■ **Exercise task**
Your job is to restate each entry word for word.

═════ Given records ═════

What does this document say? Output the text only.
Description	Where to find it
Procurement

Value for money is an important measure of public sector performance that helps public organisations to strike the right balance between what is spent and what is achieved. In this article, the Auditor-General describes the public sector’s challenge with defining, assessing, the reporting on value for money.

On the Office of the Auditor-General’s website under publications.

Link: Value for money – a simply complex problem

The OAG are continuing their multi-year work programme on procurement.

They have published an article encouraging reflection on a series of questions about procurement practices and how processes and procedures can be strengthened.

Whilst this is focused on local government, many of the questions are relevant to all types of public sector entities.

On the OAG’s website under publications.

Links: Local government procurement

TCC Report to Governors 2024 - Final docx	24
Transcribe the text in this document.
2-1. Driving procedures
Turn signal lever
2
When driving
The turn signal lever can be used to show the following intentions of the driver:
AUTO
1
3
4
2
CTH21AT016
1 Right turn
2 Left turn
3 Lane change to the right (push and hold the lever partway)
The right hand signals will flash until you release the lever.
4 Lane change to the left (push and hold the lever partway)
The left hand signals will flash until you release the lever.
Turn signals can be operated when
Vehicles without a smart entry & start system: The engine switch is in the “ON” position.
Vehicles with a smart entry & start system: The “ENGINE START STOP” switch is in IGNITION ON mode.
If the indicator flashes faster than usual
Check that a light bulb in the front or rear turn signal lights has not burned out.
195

═════

■ **Expected answer**
What does this document say? Output the text only.
Description	Where to find it
Procurement

Value for money is an important measure of public sector performance that helps public organisations to strike the right balance between what is spent and what is achieved. In this article, the Auditor-General describes the public sector’s challenge with defining, assessing, the reporting on value for money.

On the Office of the Auditor-General’s website under publications.

Link: Value for money – a simply complex problem

The OAG are continuing their multi-year work programme on procurement.

They have published an article encouraging reflection on a series of questions about procurement practices and how processes and procedures can be strengthened.

Whilst this is focused on local government, many of the questions are relevant to all types of public sector entities.

On the OAG’s website under publications.

Links: Local government procurement

TCC Report to Governors 2024 - Final docx	24
Transcribe the text in this document.
2-1. Driving procedures
Turn signal lever
2
When driving
The turn signal lever can be used to show the following intentions of the driver:
AUTO
1
3
4
2
CTH21AT016
1 Right turn
2 Left turn
3 Lane change to the right (push and hold the lever partway)
The right hand signals will flash until you release the lever.
4 Lane change to the left (push and hold the lever partway)
The left hand signals will flash until you release the lever.
Turn signals can be operated when
Vehicles without a smart entry & start system: The engine switch is in the “ON” position.
Vehicles with a smart entry & start system: The “ENGINE START STOP” switch is in IGNITION ON mode.
If the indicator flashes faster than usual
Check that a light bulb in the front or rear turn signal lights has not burned out.
195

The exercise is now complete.